— start —

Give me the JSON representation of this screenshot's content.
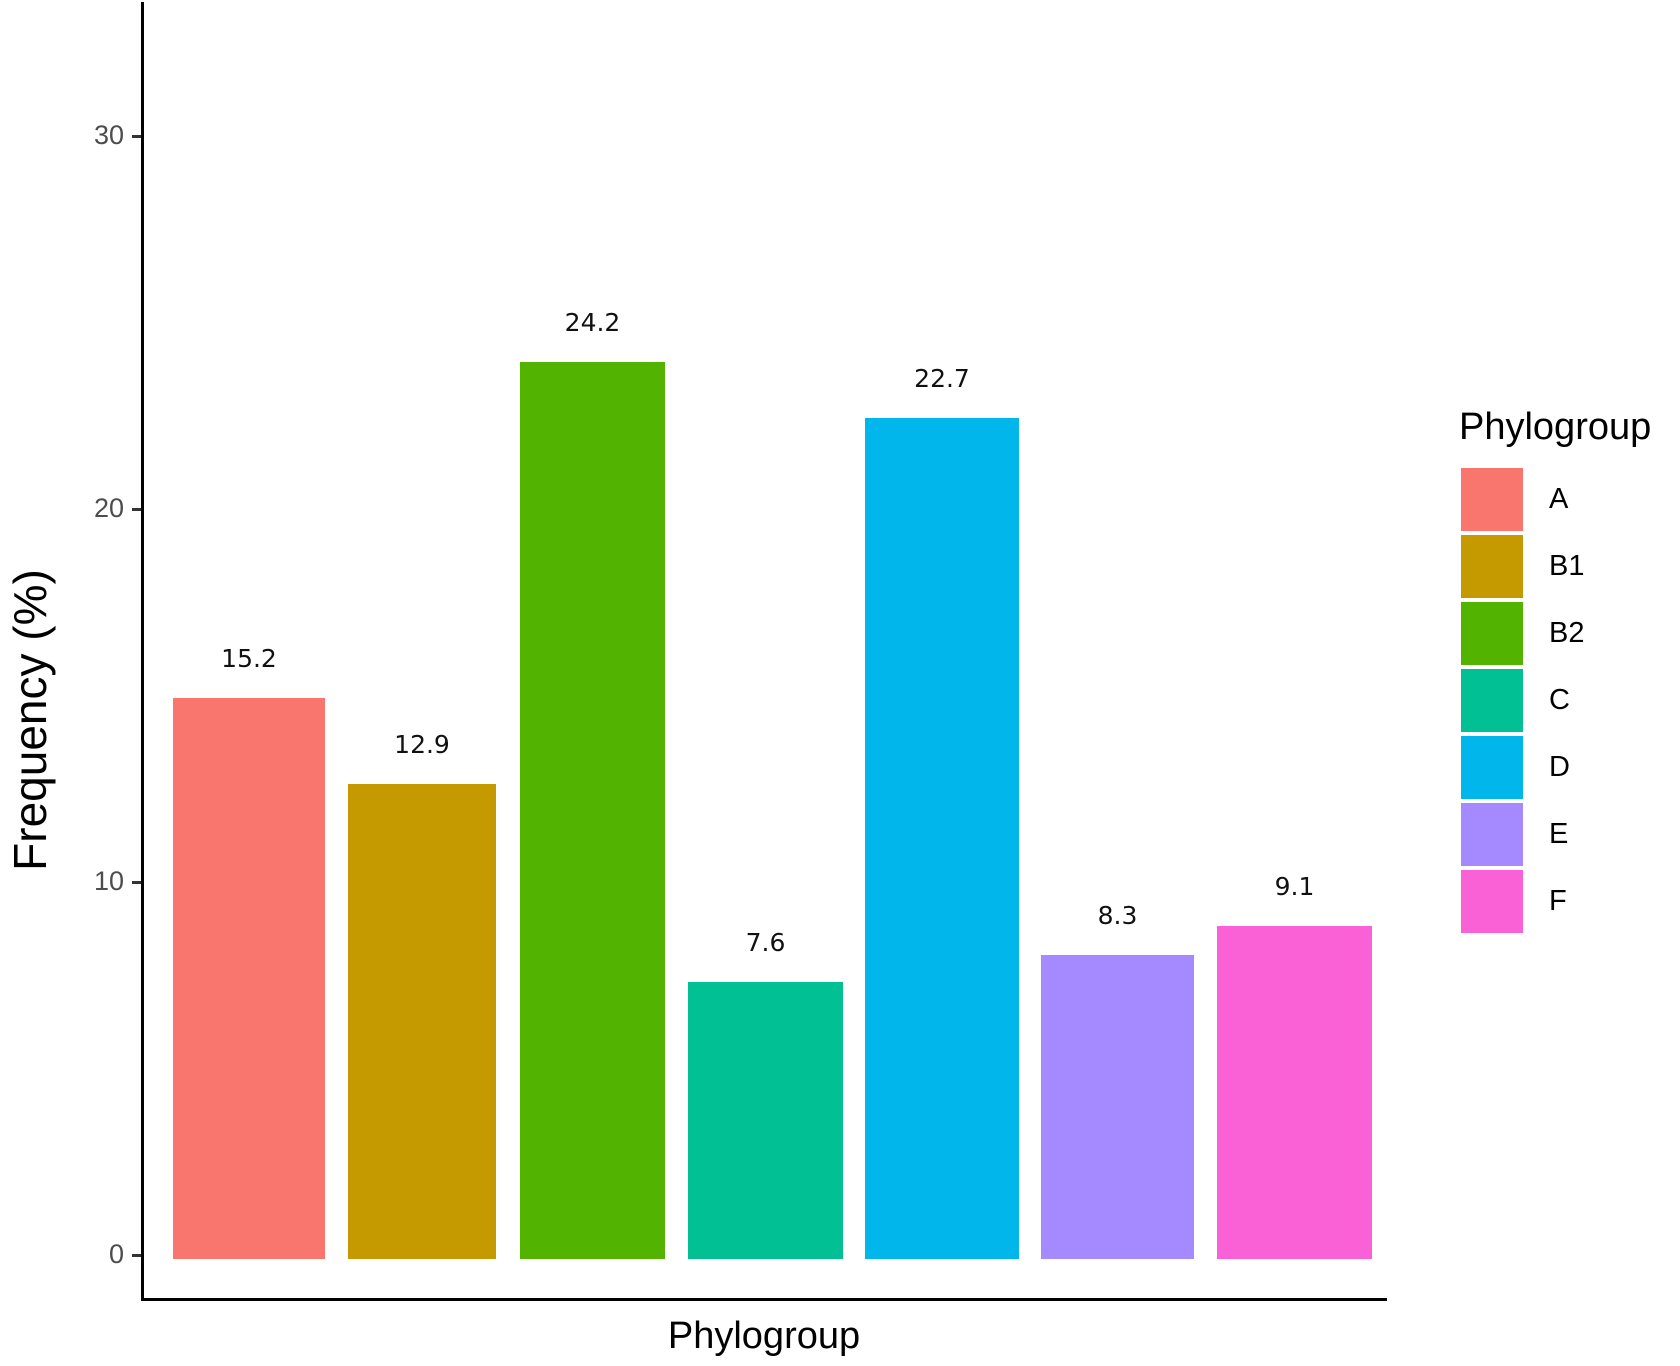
{
  "chart_data": {
    "type": "bar",
    "title": "",
    "xlabel": "Phylogroup",
    "ylabel": "Frequency (%)",
    "ylim": [
      -2.5,
      33.5
    ],
    "yticks": [
      0,
      10,
      20,
      30
    ],
    "categories": [
      "A",
      "B1",
      "B2",
      "C",
      "D",
      "E",
      "F"
    ],
    "values": [
      15.2,
      12.9,
      24.2,
      7.6,
      22.7,
      8.3,
      9.1
    ],
    "value_labels": [
      "15.2",
      "12.9",
      "24.2",
      "7.6",
      "22.7",
      "8.3",
      "9.1"
    ],
    "colors": [
      "#F8766D",
      "#C49A00",
      "#53B400",
      "#00C094",
      "#00B6EB",
      "#A58AFF",
      "#FB61D7"
    ],
    "grid": false,
    "legend": {
      "title": "Phylogroup",
      "position": "right",
      "entries": [
        "A",
        "B1",
        "B2",
        "C",
        "D",
        "E",
        "F"
      ]
    }
  },
  "axes": {
    "x_title": "Phylogroup",
    "y_title": "Frequency (%)",
    "y_tick_labels": [
      "0",
      "10",
      "20",
      "30"
    ]
  },
  "legend": {
    "title": "Phylogroup",
    "items": [
      {
        "label": "A",
        "color": "#F8766D"
      },
      {
        "label": "B1",
        "color": "#C49A00"
      },
      {
        "label": "B2",
        "color": "#53B400"
      },
      {
        "label": "C",
        "color": "#00C094"
      },
      {
        "label": "D",
        "color": "#00B6EB"
      },
      {
        "label": "E",
        "color": "#A58AFF"
      },
      {
        "label": "F",
        "color": "#FB61D7"
      }
    ]
  }
}
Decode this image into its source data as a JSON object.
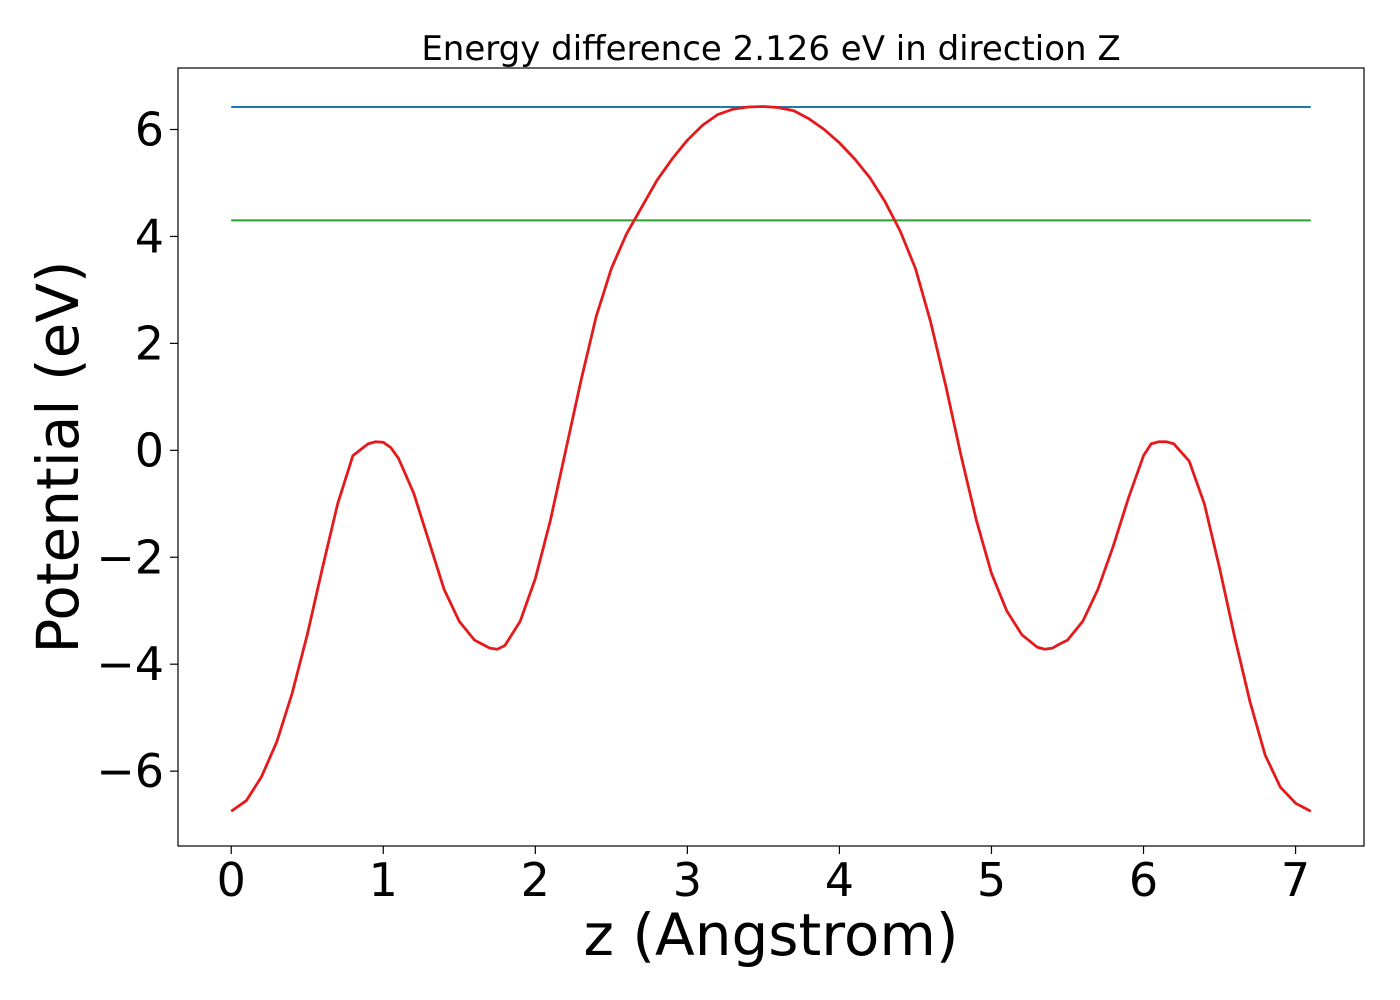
{
  "chart_data": {
    "type": "line",
    "title": "Energy difference 2.126 eV in direction Z",
    "xlabel": "z (Angstrom)",
    "ylabel": "Potential (eV)",
    "xlim": [
      -0.35,
      7.45
    ],
    "ylim": [
      -7.4,
      7.15
    ],
    "xticks": [
      0,
      1,
      2,
      3,
      4,
      5,
      6,
      7
    ],
    "xtick_labels": [
      "0",
      "1",
      "2",
      "3",
      "4",
      "5",
      "6",
      "7"
    ],
    "yticks": [
      -6,
      -4,
      -2,
      0,
      2,
      4,
      6
    ],
    "ytick_labels": [
      "−6",
      "−4",
      "−2",
      "0",
      "2",
      "4",
      "6"
    ],
    "grid": false,
    "series": [
      {
        "color": "#1f77b4",
        "style": "horizontal",
        "x": [
          0,
          7.1
        ],
        "y": [
          6.42,
          6.42
        ]
      },
      {
        "color": "#2ca02c",
        "style": "horizontal",
        "x": [
          0,
          7.1
        ],
        "y": [
          4.3,
          4.3
        ]
      },
      {
        "color": "#e41a1c",
        "style": "curve",
        "x": [
          0,
          0.1,
          0.2,
          0.3,
          0.4,
          0.5,
          0.6,
          0.7,
          0.8,
          0.9,
          0.95,
          1.0,
          1.05,
          1.1,
          1.2,
          1.3,
          1.4,
          1.5,
          1.6,
          1.7,
          1.75,
          1.8,
          1.9,
          2.0,
          2.1,
          2.2,
          2.3,
          2.4,
          2.5,
          2.6,
          2.7,
          2.8,
          2.9,
          3.0,
          3.1,
          3.2,
          3.3,
          3.4,
          3.5,
          3.55,
          3.6,
          3.7,
          3.8,
          3.9,
          4.0,
          4.1,
          4.2,
          4.3,
          4.4,
          4.5,
          4.6,
          4.7,
          4.8,
          4.9,
          5.0,
          5.1,
          5.2,
          5.3,
          5.35,
          5.4,
          5.45,
          5.5,
          5.6,
          5.7,
          5.8,
          5.9,
          6.0,
          6.05,
          6.1,
          6.15,
          6.2,
          6.3,
          6.4,
          6.5,
          6.6,
          6.7,
          6.8,
          6.9,
          7.0,
          7.1
        ],
        "y": [
          -6.75,
          -6.55,
          -6.1,
          -5.45,
          -4.55,
          -3.45,
          -2.2,
          -1.0,
          -0.1,
          0.12,
          0.16,
          0.15,
          0.05,
          -0.15,
          -0.8,
          -1.7,
          -2.6,
          -3.2,
          -3.55,
          -3.7,
          -3.72,
          -3.65,
          -3.2,
          -2.4,
          -1.3,
          0.0,
          1.3,
          2.5,
          3.4,
          4.05,
          4.55,
          5.05,
          5.45,
          5.8,
          6.08,
          6.28,
          6.38,
          6.42,
          6.43,
          6.42,
          6.41,
          6.35,
          6.2,
          6.0,
          5.75,
          5.45,
          5.1,
          4.65,
          4.1,
          3.4,
          2.4,
          1.2,
          -0.1,
          -1.3,
          -2.3,
          -3.0,
          -3.45,
          -3.68,
          -3.72,
          -3.7,
          -3.62,
          -3.55,
          -3.2,
          -2.6,
          -1.8,
          -0.9,
          -0.1,
          0.12,
          0.16,
          0.16,
          0.12,
          -0.2,
          -1.0,
          -2.2,
          -3.5,
          -4.7,
          -5.7,
          -6.3,
          -6.6,
          -6.75
        ]
      }
    ]
  }
}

— end —

What to do -> Search the data for the string "Phylogroup". List each line that has it.

Result of the task ->
    "xlabel": "Phylogroup",
      "title": "Phylogroup",
    "x_title": "Phylogroup",
    "title": "Phylogroup",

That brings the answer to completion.